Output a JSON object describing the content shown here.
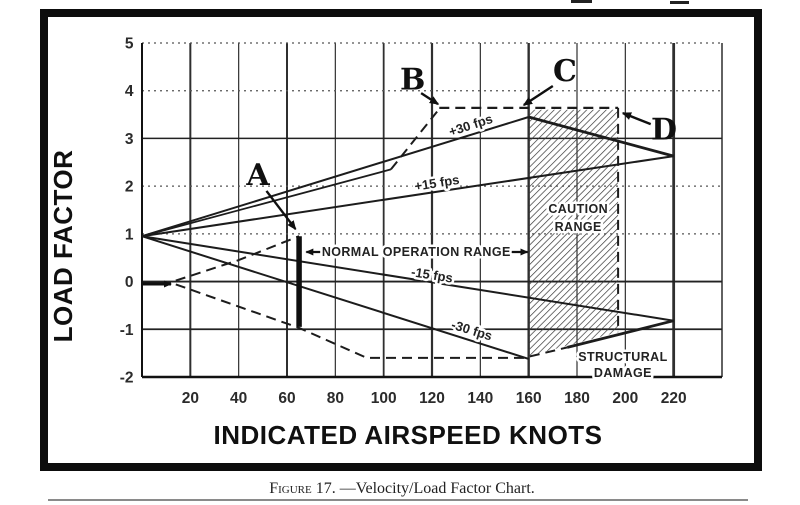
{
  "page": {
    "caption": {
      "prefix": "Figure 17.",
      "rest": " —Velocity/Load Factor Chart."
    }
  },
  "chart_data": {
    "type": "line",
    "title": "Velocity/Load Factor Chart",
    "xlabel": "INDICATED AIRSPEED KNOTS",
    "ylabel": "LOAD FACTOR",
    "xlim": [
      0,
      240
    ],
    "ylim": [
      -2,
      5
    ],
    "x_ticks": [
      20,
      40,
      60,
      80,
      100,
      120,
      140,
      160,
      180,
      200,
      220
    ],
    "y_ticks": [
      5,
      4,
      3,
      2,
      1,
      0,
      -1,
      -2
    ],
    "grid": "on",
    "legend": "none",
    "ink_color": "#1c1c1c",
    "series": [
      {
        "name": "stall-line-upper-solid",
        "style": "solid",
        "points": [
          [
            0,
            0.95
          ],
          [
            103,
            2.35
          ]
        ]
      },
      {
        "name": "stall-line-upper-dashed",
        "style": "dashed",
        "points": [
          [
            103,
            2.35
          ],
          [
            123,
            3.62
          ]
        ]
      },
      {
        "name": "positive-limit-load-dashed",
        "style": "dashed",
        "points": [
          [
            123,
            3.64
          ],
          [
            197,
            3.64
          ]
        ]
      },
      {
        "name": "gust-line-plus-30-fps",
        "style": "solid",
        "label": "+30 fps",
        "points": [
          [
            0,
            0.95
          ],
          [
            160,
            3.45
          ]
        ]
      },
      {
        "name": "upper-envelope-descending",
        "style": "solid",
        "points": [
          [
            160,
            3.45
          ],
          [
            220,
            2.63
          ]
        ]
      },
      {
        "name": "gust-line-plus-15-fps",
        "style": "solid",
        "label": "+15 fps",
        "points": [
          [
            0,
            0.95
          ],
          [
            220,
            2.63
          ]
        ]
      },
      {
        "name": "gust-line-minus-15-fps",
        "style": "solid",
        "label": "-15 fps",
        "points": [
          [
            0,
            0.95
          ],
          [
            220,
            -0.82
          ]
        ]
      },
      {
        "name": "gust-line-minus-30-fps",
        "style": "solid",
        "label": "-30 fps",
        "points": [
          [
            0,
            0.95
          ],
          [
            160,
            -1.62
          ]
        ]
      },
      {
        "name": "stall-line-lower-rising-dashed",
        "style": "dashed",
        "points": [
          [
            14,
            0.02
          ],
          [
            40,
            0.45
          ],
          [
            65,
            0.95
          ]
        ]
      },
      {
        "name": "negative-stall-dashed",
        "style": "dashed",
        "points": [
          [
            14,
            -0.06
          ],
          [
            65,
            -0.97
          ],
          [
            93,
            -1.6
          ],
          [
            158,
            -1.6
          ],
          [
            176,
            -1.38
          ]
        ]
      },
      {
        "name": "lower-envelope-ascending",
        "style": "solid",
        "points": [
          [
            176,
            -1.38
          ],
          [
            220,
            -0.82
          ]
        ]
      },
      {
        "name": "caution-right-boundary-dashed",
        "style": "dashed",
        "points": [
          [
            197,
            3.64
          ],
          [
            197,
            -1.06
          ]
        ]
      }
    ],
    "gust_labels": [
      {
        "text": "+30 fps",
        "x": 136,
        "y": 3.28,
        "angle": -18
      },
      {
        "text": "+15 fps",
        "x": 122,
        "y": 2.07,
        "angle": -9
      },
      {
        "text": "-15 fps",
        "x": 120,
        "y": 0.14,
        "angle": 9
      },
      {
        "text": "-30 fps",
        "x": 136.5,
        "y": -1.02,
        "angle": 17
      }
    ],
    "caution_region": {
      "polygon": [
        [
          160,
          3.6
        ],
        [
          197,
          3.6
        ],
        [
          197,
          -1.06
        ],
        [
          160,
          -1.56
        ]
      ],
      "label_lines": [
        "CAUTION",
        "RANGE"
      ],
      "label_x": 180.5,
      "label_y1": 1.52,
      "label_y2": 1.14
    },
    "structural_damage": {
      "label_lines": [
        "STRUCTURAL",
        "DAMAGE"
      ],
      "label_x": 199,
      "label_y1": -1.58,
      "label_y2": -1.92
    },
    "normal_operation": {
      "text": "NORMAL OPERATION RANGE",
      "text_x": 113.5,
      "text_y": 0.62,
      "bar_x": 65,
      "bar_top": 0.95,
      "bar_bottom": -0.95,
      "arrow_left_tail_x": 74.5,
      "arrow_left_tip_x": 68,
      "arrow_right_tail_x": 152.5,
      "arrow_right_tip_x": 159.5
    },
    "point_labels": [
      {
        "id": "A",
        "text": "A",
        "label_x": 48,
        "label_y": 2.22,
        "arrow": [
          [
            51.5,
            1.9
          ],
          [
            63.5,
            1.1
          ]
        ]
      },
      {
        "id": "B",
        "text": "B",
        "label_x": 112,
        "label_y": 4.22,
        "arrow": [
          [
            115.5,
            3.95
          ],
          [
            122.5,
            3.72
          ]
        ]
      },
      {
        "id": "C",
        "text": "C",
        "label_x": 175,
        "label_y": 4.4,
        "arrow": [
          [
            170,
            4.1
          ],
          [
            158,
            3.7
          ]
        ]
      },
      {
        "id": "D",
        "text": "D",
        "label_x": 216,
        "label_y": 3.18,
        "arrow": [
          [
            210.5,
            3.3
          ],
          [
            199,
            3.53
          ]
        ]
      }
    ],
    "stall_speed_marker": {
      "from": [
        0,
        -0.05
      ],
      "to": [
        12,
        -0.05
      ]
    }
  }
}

□ □ □ □ □

* [DIRECTIONS]:
Repeat all the data as it stands, dropping any images it holds.

* [SOLUTION FOR THIS TASK]:
Output a JSON object describing the content shown here.
{
  "page": {
    "caption": {
      "prefix": "Figure 17.",
      "rest": " —Velocity/Load Factor Chart."
    }
  },
  "chart_data": {
    "type": "line",
    "title": "Velocity/Load Factor Chart",
    "xlabel": "INDICATED AIRSPEED KNOTS",
    "ylabel": "LOAD FACTOR",
    "xlim": [
      0,
      240
    ],
    "ylim": [
      -2,
      5
    ],
    "x_ticks": [
      20,
      40,
      60,
      80,
      100,
      120,
      140,
      160,
      180,
      200,
      220
    ],
    "y_ticks": [
      5,
      4,
      3,
      2,
      1,
      0,
      -1,
      -2
    ],
    "grid": "on",
    "legend": "none",
    "ink_color": "#1c1c1c",
    "series": [
      {
        "name": "stall-line-upper-solid",
        "style": "solid",
        "points": [
          [
            0,
            0.95
          ],
          [
            103,
            2.35
          ]
        ]
      },
      {
        "name": "stall-line-upper-dashed",
        "style": "dashed",
        "points": [
          [
            103,
            2.35
          ],
          [
            123,
            3.62
          ]
        ]
      },
      {
        "name": "positive-limit-load-dashed",
        "style": "dashed",
        "points": [
          [
            123,
            3.64
          ],
          [
            197,
            3.64
          ]
        ]
      },
      {
        "name": "gust-line-plus-30-fps",
        "style": "solid",
        "label": "+30 fps",
        "points": [
          [
            0,
            0.95
          ],
          [
            160,
            3.45
          ]
        ]
      },
      {
        "name": "upper-envelope-descending",
        "style": "solid",
        "points": [
          [
            160,
            3.45
          ],
          [
            220,
            2.63
          ]
        ]
      },
      {
        "name": "gust-line-plus-15-fps",
        "style": "solid",
        "label": "+15 fps",
        "points": [
          [
            0,
            0.95
          ],
          [
            220,
            2.63
          ]
        ]
      },
      {
        "name": "gust-line-minus-15-fps",
        "style": "solid",
        "label": "-15 fps",
        "points": [
          [
            0,
            0.95
          ],
          [
            220,
            -0.82
          ]
        ]
      },
      {
        "name": "gust-line-minus-30-fps",
        "style": "solid",
        "label": "-30 fps",
        "points": [
          [
            0,
            0.95
          ],
          [
            160,
            -1.62
          ]
        ]
      },
      {
        "name": "stall-line-lower-rising-dashed",
        "style": "dashed",
        "points": [
          [
            14,
            0.02
          ],
          [
            40,
            0.45
          ],
          [
            65,
            0.95
          ]
        ]
      },
      {
        "name": "negative-stall-dashed",
        "style": "dashed",
        "points": [
          [
            14,
            -0.06
          ],
          [
            65,
            -0.97
          ],
          [
            93,
            -1.6
          ],
          [
            158,
            -1.6
          ],
          [
            176,
            -1.38
          ]
        ]
      },
      {
        "name": "lower-envelope-ascending",
        "style": "solid",
        "points": [
          [
            176,
            -1.38
          ],
          [
            220,
            -0.82
          ]
        ]
      },
      {
        "name": "caution-right-boundary-dashed",
        "style": "dashed",
        "points": [
          [
            197,
            3.64
          ],
          [
            197,
            -1.06
          ]
        ]
      }
    ],
    "gust_labels": [
      {
        "text": "+30 fps",
        "x": 136,
        "y": 3.28,
        "angle": -18
      },
      {
        "text": "+15 fps",
        "x": 122,
        "y": 2.07,
        "angle": -9
      },
      {
        "text": "-15 fps",
        "x": 120,
        "y": 0.14,
        "angle": 9
      },
      {
        "text": "-30 fps",
        "x": 136.5,
        "y": -1.02,
        "angle": 17
      }
    ],
    "caution_region": {
      "polygon": [
        [
          160,
          3.6
        ],
        [
          197,
          3.6
        ],
        [
          197,
          -1.06
        ],
        [
          160,
          -1.56
        ]
      ],
      "label_lines": [
        "CAUTION",
        "RANGE"
      ],
      "label_x": 180.5,
      "label_y1": 1.52,
      "label_y2": 1.14
    },
    "structural_damage": {
      "label_lines": [
        "STRUCTURAL",
        "DAMAGE"
      ],
      "label_x": 199,
      "label_y1": -1.58,
      "label_y2": -1.92
    },
    "normal_operation": {
      "text": "NORMAL OPERATION RANGE",
      "text_x": 113.5,
      "text_y": 0.62,
      "bar_x": 65,
      "bar_top": 0.95,
      "bar_bottom": -0.95,
      "arrow_left_tail_x": 74.5,
      "arrow_left_tip_x": 68,
      "arrow_right_tail_x": 152.5,
      "arrow_right_tip_x": 159.5
    },
    "point_labels": [
      {
        "id": "A",
        "text": "A",
        "label_x": 48,
        "label_y": 2.22,
        "arrow": [
          [
            51.5,
            1.9
          ],
          [
            63.5,
            1.1
          ]
        ]
      },
      {
        "id": "B",
        "text": "B",
        "label_x": 112,
        "label_y": 4.22,
        "arrow": [
          [
            115.5,
            3.95
          ],
          [
            122.5,
            3.72
          ]
        ]
      },
      {
        "id": "C",
        "text": "C",
        "label_x": 175,
        "label_y": 4.4,
        "arrow": [
          [
            170,
            4.1
          ],
          [
            158,
            3.7
          ]
        ]
      },
      {
        "id": "D",
        "text": "D",
        "label_x": 216,
        "label_y": 3.18,
        "arrow": [
          [
            210.5,
            3.3
          ],
          [
            199,
            3.53
          ]
        ]
      }
    ],
    "stall_speed_marker": {
      "from": [
        0,
        -0.05
      ],
      "to": [
        12,
        -0.05
      ]
    }
  }
}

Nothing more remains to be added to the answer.